* Start *

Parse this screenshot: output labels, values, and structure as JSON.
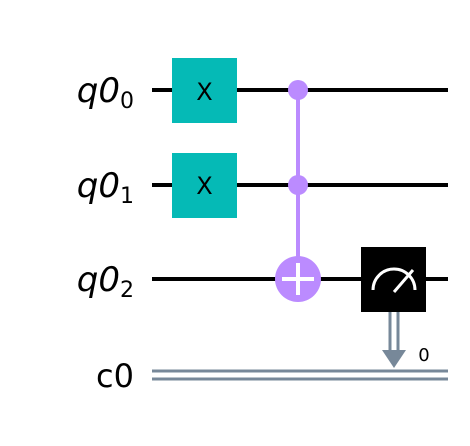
{
  "circuit": {
    "qubits": [
      {
        "register": "q0",
        "index": "0"
      },
      {
        "register": "q0",
        "index": "1"
      },
      {
        "register": "q0",
        "index": "2"
      }
    ],
    "classical": {
      "label": "c0",
      "bit_label": "0"
    },
    "gates": [
      {
        "type": "x",
        "label": "X",
        "qubit": 0
      },
      {
        "type": "x",
        "label": "X",
        "qubit": 1
      },
      {
        "type": "ccx",
        "controls": [
          0,
          1
        ],
        "target": 2
      },
      {
        "type": "measure",
        "qubit": 2,
        "clbit": 0
      }
    ],
    "colors": {
      "x_gate": "#05bab6",
      "ccx": "#bb8bff",
      "measure_box": "#000000",
      "classical_wire": "#778899",
      "quantum_wire": "#000000"
    }
  }
}
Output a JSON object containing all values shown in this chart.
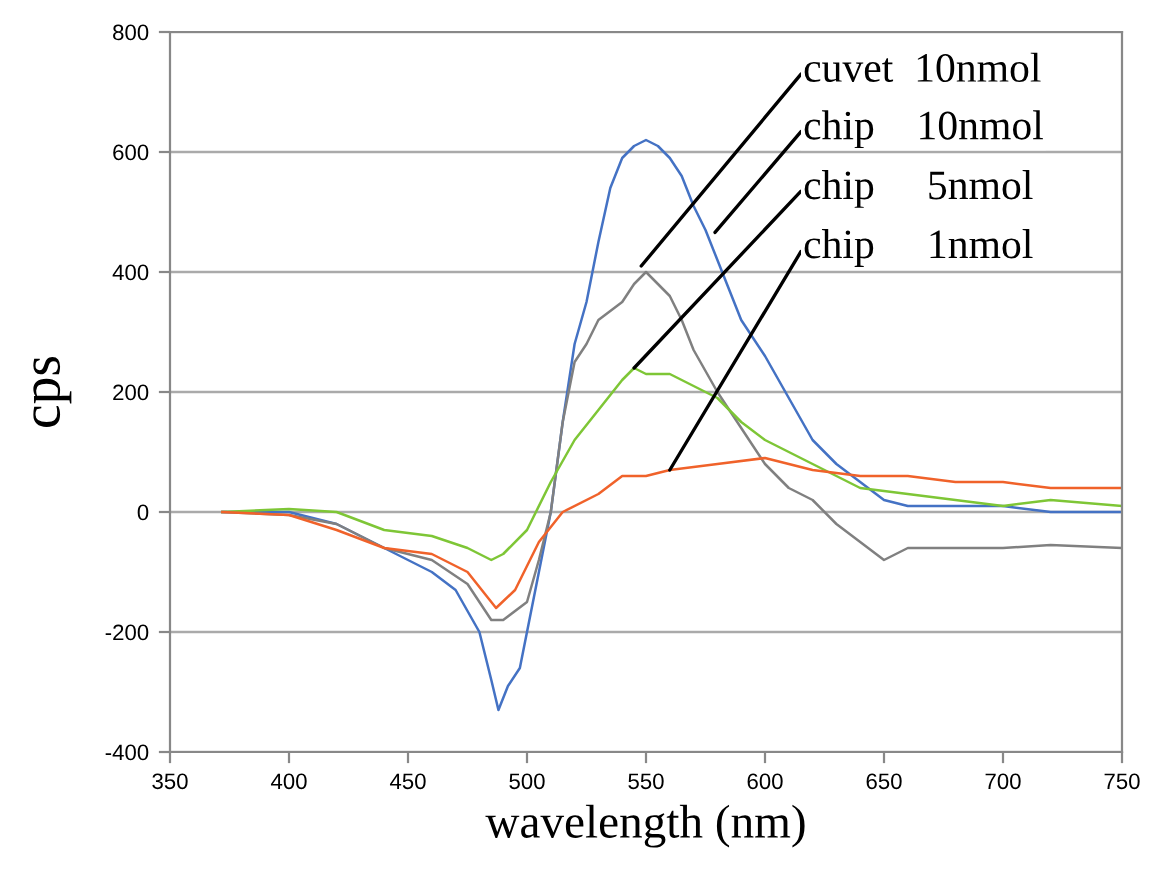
{
  "chart_data": {
    "type": "line",
    "xlabel": "wavelength (nm)",
    "ylabel": "cps",
    "xlim": [
      350,
      750
    ],
    "xticks": [
      350,
      400,
      450,
      500,
      550,
      600,
      650,
      700,
      750
    ],
    "ylim": [
      -400,
      800
    ],
    "yticks": [
      -400,
      -200,
      0,
      200,
      400,
      600,
      800
    ],
    "grid": "y",
    "series": [
      {
        "color": "#4472c4",
        "x": [
          372,
          400,
          420,
          440,
          460,
          470,
          480,
          485,
          488,
          492,
          497,
          505,
          510,
          515,
          520,
          525,
          530,
          535,
          540,
          545,
          550,
          555,
          560,
          565,
          570,
          575,
          580,
          585,
          590,
          600,
          610,
          620,
          630,
          640,
          650,
          660,
          680,
          700,
          720,
          750
        ],
        "values": [
          0,
          0,
          -20,
          -60,
          -100,
          -130,
          -200,
          -280,
          -330,
          -290,
          -260,
          -100,
          0,
          150,
          280,
          350,
          450,
          540,
          590,
          610,
          620,
          610,
          590,
          560,
          510,
          470,
          420,
          370,
          320,
          260,
          190,
          120,
          80,
          50,
          20,
          10,
          10,
          10,
          0,
          0
        ]
      },
      {
        "color": "#808080",
        "x": [
          372,
          400,
          420,
          440,
          460,
          475,
          485,
          490,
          500,
          505,
          510,
          515,
          520,
          525,
          530,
          540,
          545,
          550,
          555,
          560,
          565,
          570,
          580,
          590,
          600,
          610,
          620,
          630,
          640,
          650,
          660,
          680,
          700,
          720,
          750
        ],
        "values": [
          0,
          -5,
          -20,
          -60,
          -80,
          -120,
          -180,
          -180,
          -150,
          -80,
          0,
          150,
          250,
          280,
          320,
          350,
          380,
          400,
          380,
          360,
          320,
          270,
          200,
          140,
          80,
          40,
          20,
          -20,
          -50,
          -80,
          -60,
          -60,
          -60,
          -55,
          -60
        ]
      },
      {
        "color": "#7ec636",
        "x": [
          372,
          400,
          420,
          440,
          460,
          475,
          485,
          490,
          500,
          510,
          520,
          530,
          540,
          545,
          550,
          560,
          570,
          580,
          590,
          600,
          620,
          640,
          660,
          680,
          700,
          720,
          750
        ],
        "values": [
          0,
          5,
          0,
          -30,
          -40,
          -60,
          -80,
          -70,
          -30,
          50,
          120,
          170,
          220,
          240,
          230,
          230,
          210,
          190,
          150,
          120,
          80,
          40,
          30,
          20,
          10,
          20,
          10
        ]
      },
      {
        "color": "#f0622a",
        "x": [
          372,
          400,
          420,
          440,
          460,
          475,
          483,
          487,
          495,
          505,
          515,
          530,
          540,
          550,
          560,
          580,
          600,
          620,
          640,
          660,
          680,
          700,
          720,
          750
        ],
        "values": [
          0,
          -5,
          -30,
          -60,
          -70,
          -100,
          -140,
          -160,
          -130,
          -50,
          0,
          30,
          60,
          60,
          70,
          80,
          90,
          70,
          60,
          60,
          50,
          50,
          40,
          40
        ]
      }
    ],
    "annotations": [
      {
        "text": "cuvet  10nmol",
        "x": 548,
        "y": 410
      },
      {
        "text": "chip    10nmol",
        "x": 579,
        "y": 466
      },
      {
        "text": "chip     5nmol",
        "x": 545,
        "y": 240
      },
      {
        "text": "chip     1nmol",
        "x": 560,
        "y": 70
      }
    ]
  }
}
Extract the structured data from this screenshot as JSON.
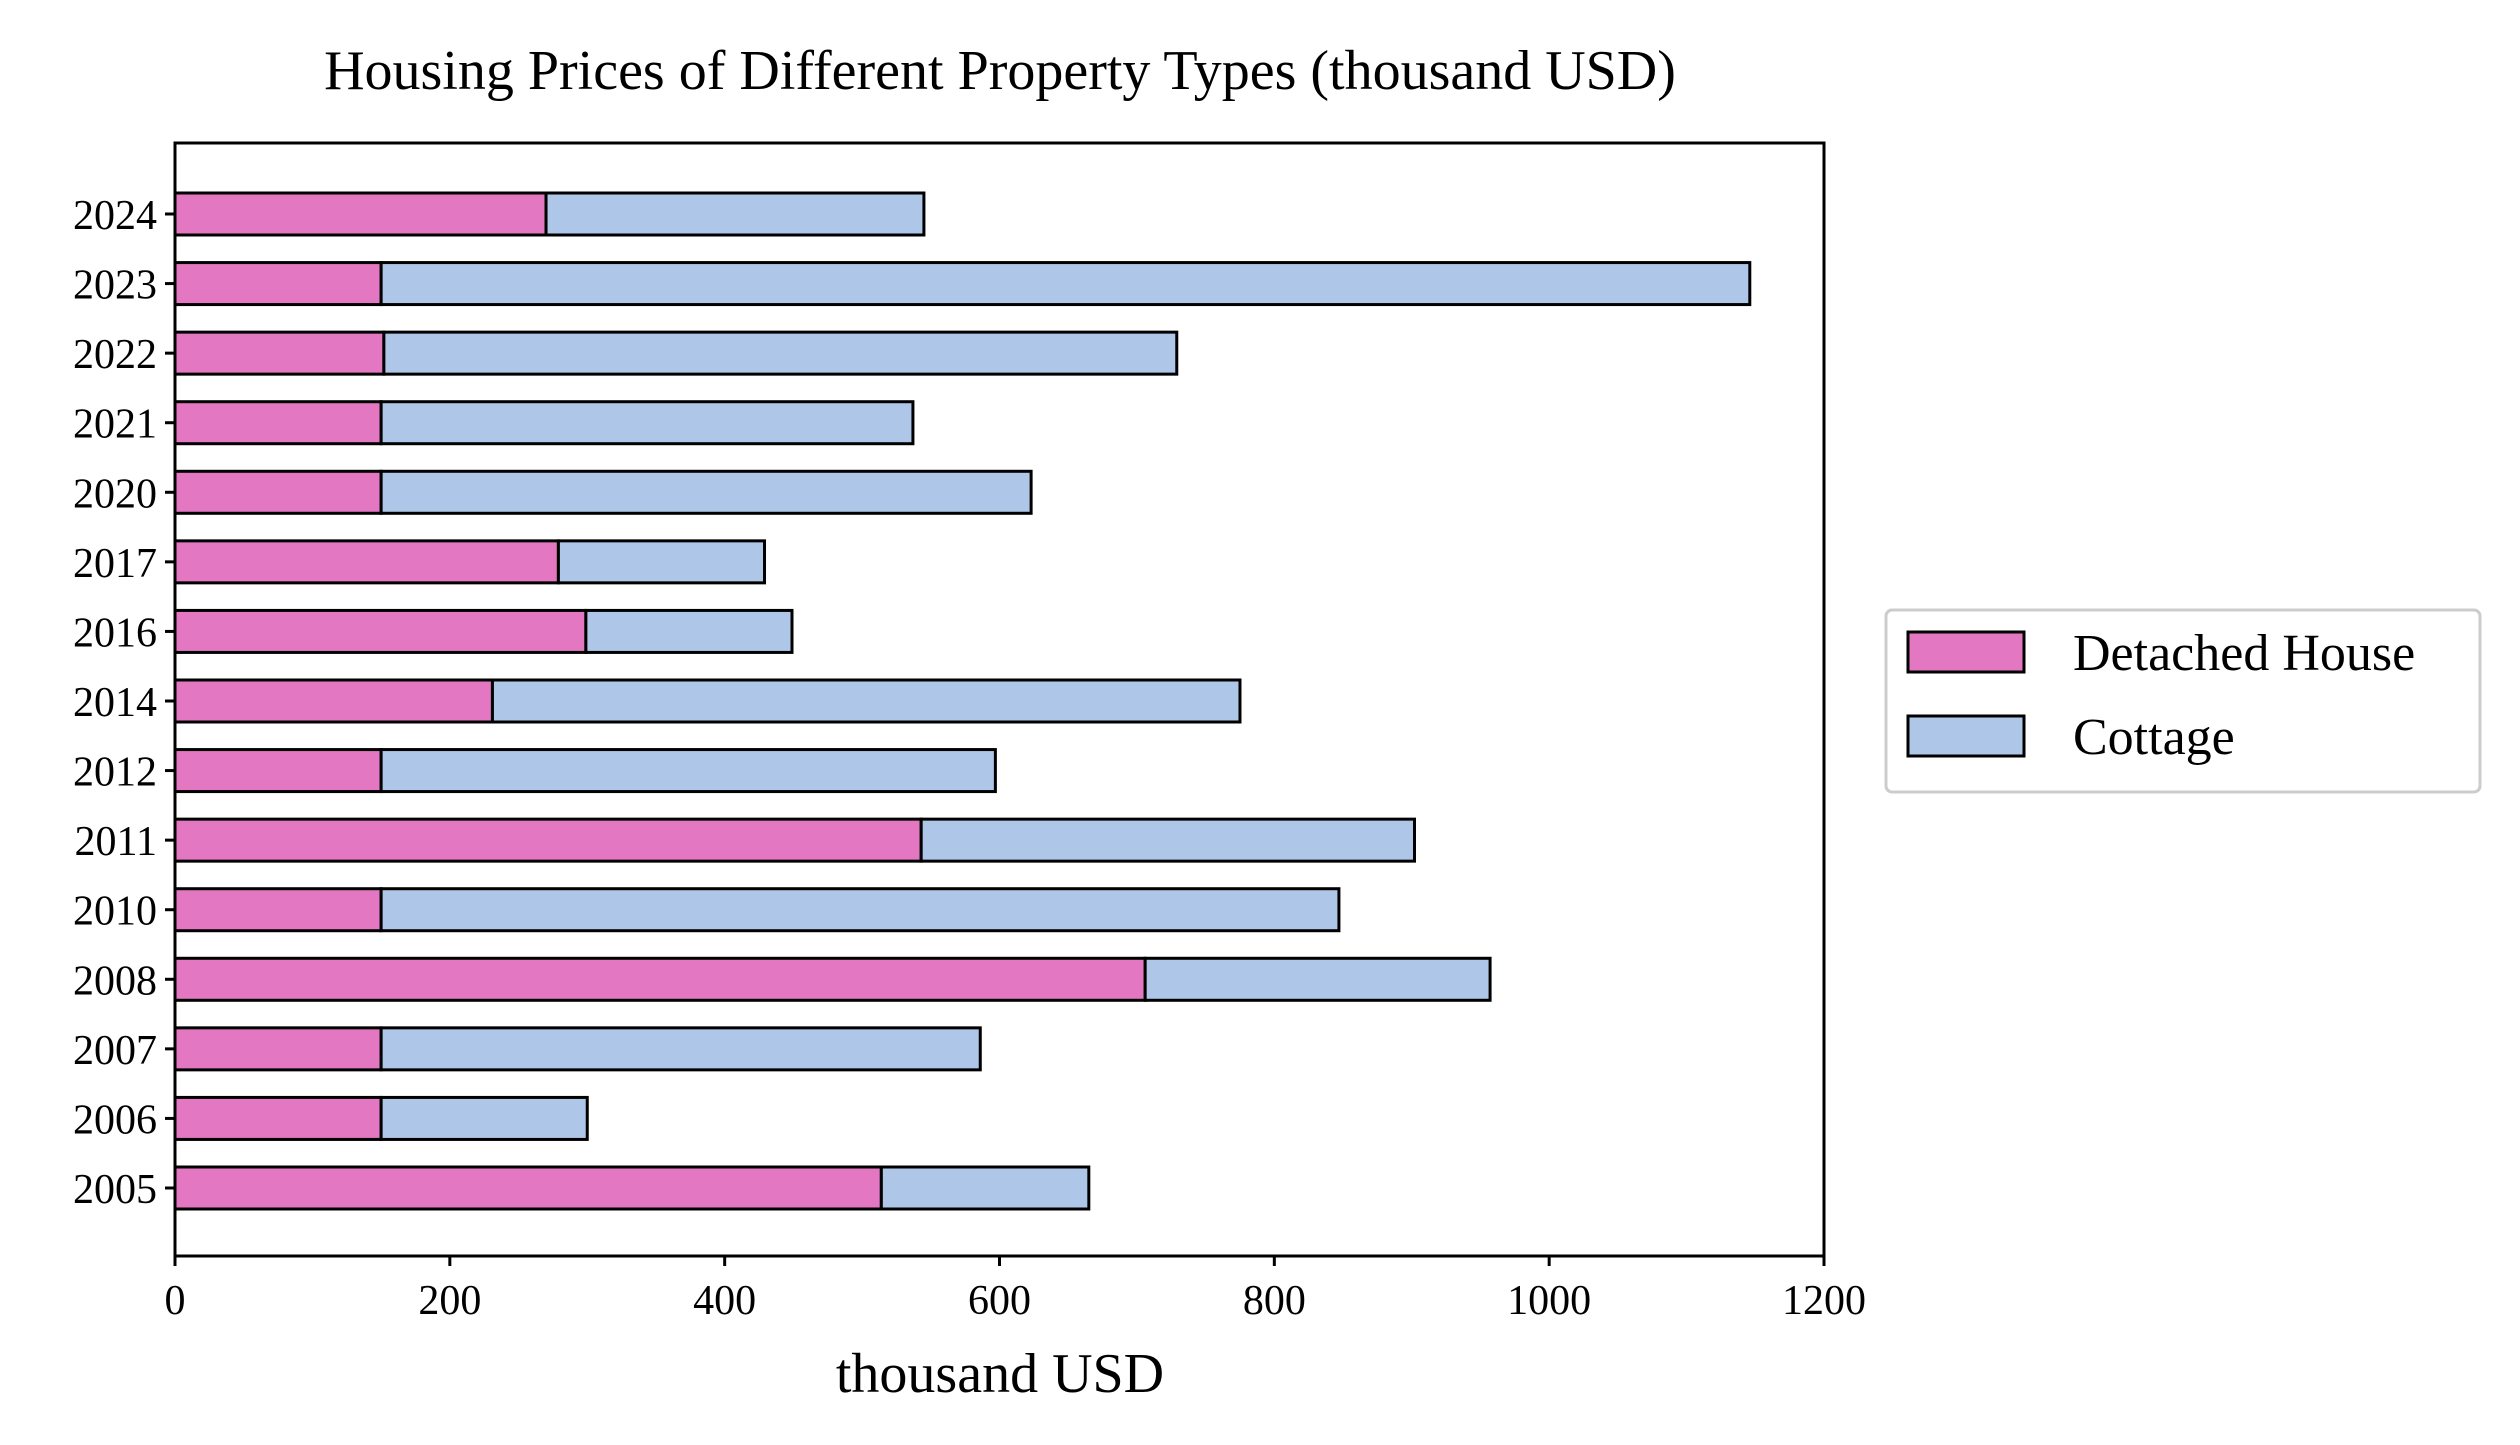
{
  "chart_data": {
    "type": "bar",
    "orientation": "horizontal",
    "stacked": true,
    "title": "Housing Prices of Different Property Types (thousand USD)",
    "xlabel": "thousand USD",
    "ylabel": "",
    "xlim": [
      0,
      1200
    ],
    "xticks": [
      0,
      200,
      400,
      600,
      800,
      1000,
      1200
    ],
    "grid": false,
    "legend_position": "right",
    "categories": [
      "2005",
      "2006",
      "2007",
      "2008",
      "2010",
      "2011",
      "2012",
      "2014",
      "2016",
      "2017",
      "2020",
      "2021",
      "2022",
      "2023",
      "2024"
    ],
    "series": [
      {
        "name": "Detached House",
        "color": "#e377c2",
        "values": [
          514,
          150,
          150,
          706,
          150,
          543,
          150,
          231,
          299,
          279,
          150,
          150,
          152,
          150,
          270
        ]
      },
      {
        "name": "Cottage",
        "color": "#aec7e8",
        "values": [
          151,
          150,
          436,
          251,
          697,
          359,
          447,
          544,
          150,
          150,
          473,
          387,
          577,
          996,
          275
        ]
      }
    ]
  }
}
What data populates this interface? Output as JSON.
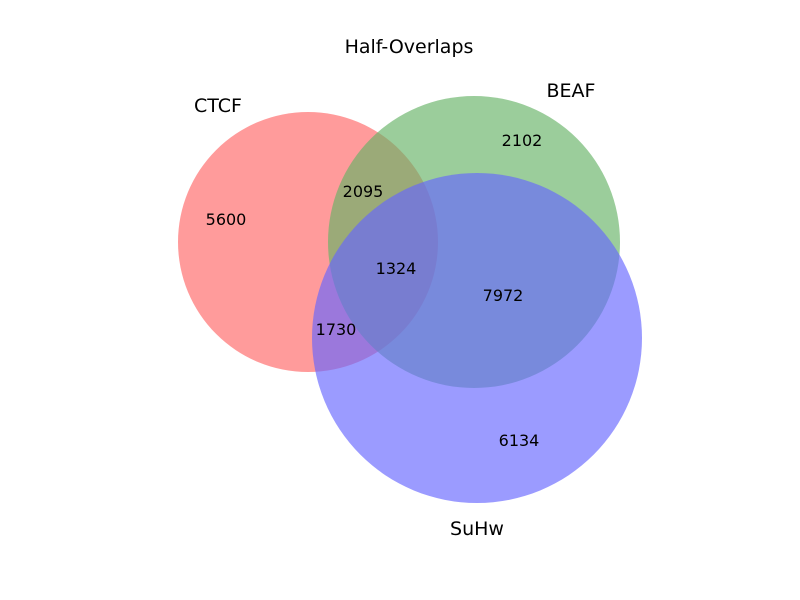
{
  "title": "Half-Overlaps",
  "sets": [
    {
      "key": "ctcf",
      "label": "CTCF",
      "color": "#ff6666"
    },
    {
      "key": "beaf",
      "label": "BEAF",
      "color": "#66b266"
    },
    {
      "key": "suhw",
      "label": "SuHw",
      "color": "#6666ff"
    }
  ],
  "regions": {
    "ctcf_only": "5600",
    "beaf_only": "2102",
    "suhw_only": "6134",
    "ctcf_beaf": "2095",
    "ctcf_suhw": "1730",
    "beaf_suhw": "7972",
    "all_three": "1324"
  }
}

* End *

Restate the full listing verbatim and drop every picture.

■ Exercise output:
Parse this screenshot: output labels, values, and structure as JSON.
{
  "circuit": {
    "qubits": [
      {
        "register": "q0",
        "index": "0"
      },
      {
        "register": "q0",
        "index": "1"
      },
      {
        "register": "q0",
        "index": "2"
      }
    ],
    "classical": {
      "label": "c0",
      "bit_label": "0"
    },
    "gates": [
      {
        "type": "x",
        "label": "X",
        "qubit": 0
      },
      {
        "type": "x",
        "label": "X",
        "qubit": 1
      },
      {
        "type": "ccx",
        "controls": [
          0,
          1
        ],
        "target": 2
      },
      {
        "type": "measure",
        "qubit": 2,
        "clbit": 0
      }
    ],
    "colors": {
      "x_gate": "#05bab6",
      "ccx": "#bb8bff",
      "measure_box": "#000000",
      "classical_wire": "#778899",
      "quantum_wire": "#000000"
    }
  }
}
Output a JSON object containing all values shown in this chart.
{
  "chart_data": {
    "type": "line",
    "xlabel": "wavelength (nm)",
    "ylabel": "cps",
    "xlim": [
      350,
      750
    ],
    "xticks": [
      350,
      400,
      450,
      500,
      550,
      600,
      650,
      700,
      750
    ],
    "ylim": [
      -400,
      800
    ],
    "yticks": [
      -400,
      -200,
      0,
      200,
      400,
      600,
      800
    ],
    "grid": "y",
    "series": [
      {
        "color": "#4472c4",
        "x": [
          372,
          400,
          420,
          440,
          460,
          470,
          480,
          485,
          488,
          492,
          497,
          505,
          510,
          515,
          520,
          525,
          530,
          535,
          540,
          545,
          550,
          555,
          560,
          565,
          570,
          575,
          580,
          585,
          590,
          600,
          610,
          620,
          630,
          640,
          650,
          660,
          680,
          700,
          720,
          750
        ],
        "values": [
          0,
          0,
          -20,
          -60,
          -100,
          -130,
          -200,
          -280,
          -330,
          -290,
          -260,
          -100,
          0,
          150,
          280,
          350,
          450,
          540,
          590,
          610,
          620,
          610,
          590,
          560,
          510,
          470,
          420,
          370,
          320,
          260,
          190,
          120,
          80,
          50,
          20,
          10,
          10,
          10,
          0,
          0
        ]
      },
      {
        "color": "#808080",
        "x": [
          372,
          400,
          420,
          440,
          460,
          475,
          485,
          490,
          500,
          505,
          510,
          515,
          520,
          525,
          530,
          540,
          545,
          550,
          555,
          560,
          565,
          570,
          580,
          590,
          600,
          610,
          620,
          630,
          640,
          650,
          660,
          680,
          700,
          720,
          750
        ],
        "values": [
          0,
          -5,
          -20,
          -60,
          -80,
          -120,
          -180,
          -180,
          -150,
          -80,
          0,
          150,
          250,
          280,
          320,
          350,
          380,
          400,
          380,
          360,
          320,
          270,
          200,
          140,
          80,
          40,
          20,
          -20,
          -50,
          -80,
          -60,
          -60,
          -60,
          -55,
          -60
        ]
      },
      {
        "color": "#7ec636",
        "x": [
          372,
          400,
          420,
          440,
          460,
          475,
          485,
          490,
          500,
          510,
          520,
          530,
          540,
          545,
          550,
          560,
          570,
          580,
          590,
          600,
          620,
          640,
          660,
          680,
          700,
          720,
          750
        ],
        "values": [
          0,
          5,
          0,
          -30,
          -40,
          -60,
          -80,
          -70,
          -30,
          50,
          120,
          170,
          220,
          240,
          230,
          230,
          210,
          190,
          150,
          120,
          80,
          40,
          30,
          20,
          10,
          20,
          10
        ]
      },
      {
        "color": "#f0622a",
        "x": [
          372,
          400,
          420,
          440,
          460,
          475,
          483,
          487,
          495,
          505,
          515,
          530,
          540,
          550,
          560,
          580,
          600,
          620,
          640,
          660,
          680,
          700,
          720,
          750
        ],
        "values": [
          0,
          -5,
          -30,
          -60,
          -70,
          -100,
          -140,
          -160,
          -130,
          -50,
          0,
          30,
          60,
          60,
          70,
          80,
          90,
          70,
          60,
          60,
          50,
          50,
          40,
          40
        ]
      }
    ],
    "annotations": [
      {
        "text": "cuvet  10nmol",
        "x": 548,
        "y": 410
      },
      {
        "text": "chip    10nmol",
        "x": 579,
        "y": 466
      },
      {
        "text": "chip     5nmol",
        "x": 545,
        "y": 240
      },
      {
        "text": "chip     1nmol",
        "x": 560,
        "y": 70
      }
    ]
  }
}
Extract the structured data from this screenshot as JSON.
{
  "chart_data": {
    "type": "bar",
    "orientation": "horizontal",
    "stacked": true,
    "title": "Housing Prices of Different Property Types (thousand USD)",
    "xlabel": "thousand USD",
    "ylabel": "",
    "xlim": [
      0,
      1200
    ],
    "xticks": [
      0,
      200,
      400,
      600,
      800,
      1000,
      1200
    ],
    "grid": false,
    "legend_position": "right",
    "categories": [
      "2005",
      "2006",
      "2007",
      "2008",
      "2010",
      "2011",
      "2012",
      "2014",
      "2016",
      "2017",
      "2020",
      "2021",
      "2022",
      "2023",
      "2024"
    ],
    "series": [
      {
        "name": "Detached House",
        "color": "#e377c2",
        "values": [
          514,
          150,
          150,
          706,
          150,
          543,
          150,
          231,
          299,
          279,
          150,
          150,
          152,
          150,
          270
        ]
      },
      {
        "name": "Cottage",
        "color": "#aec7e8",
        "values": [
          151,
          150,
          436,
          251,
          697,
          359,
          447,
          544,
          150,
          150,
          473,
          387,
          577,
          996,
          275
        ]
      }
    ]
  }
}
What data populates this interface? Output as JSON.
{
  "title": "Half-Overlaps",
  "sets": [
    {
      "key": "ctcf",
      "label": "CTCF",
      "color": "#ff6666"
    },
    {
      "key": "beaf",
      "label": "BEAF",
      "color": "#66b266"
    },
    {
      "key": "suhw",
      "label": "SuHw",
      "color": "#6666ff"
    }
  ],
  "regions": {
    "ctcf_only": "5600",
    "beaf_only": "2102",
    "suhw_only": "6134",
    "ctcf_beaf": "2095",
    "ctcf_suhw": "1730",
    "beaf_suhw": "7972",
    "all_three": "1324"
  }
}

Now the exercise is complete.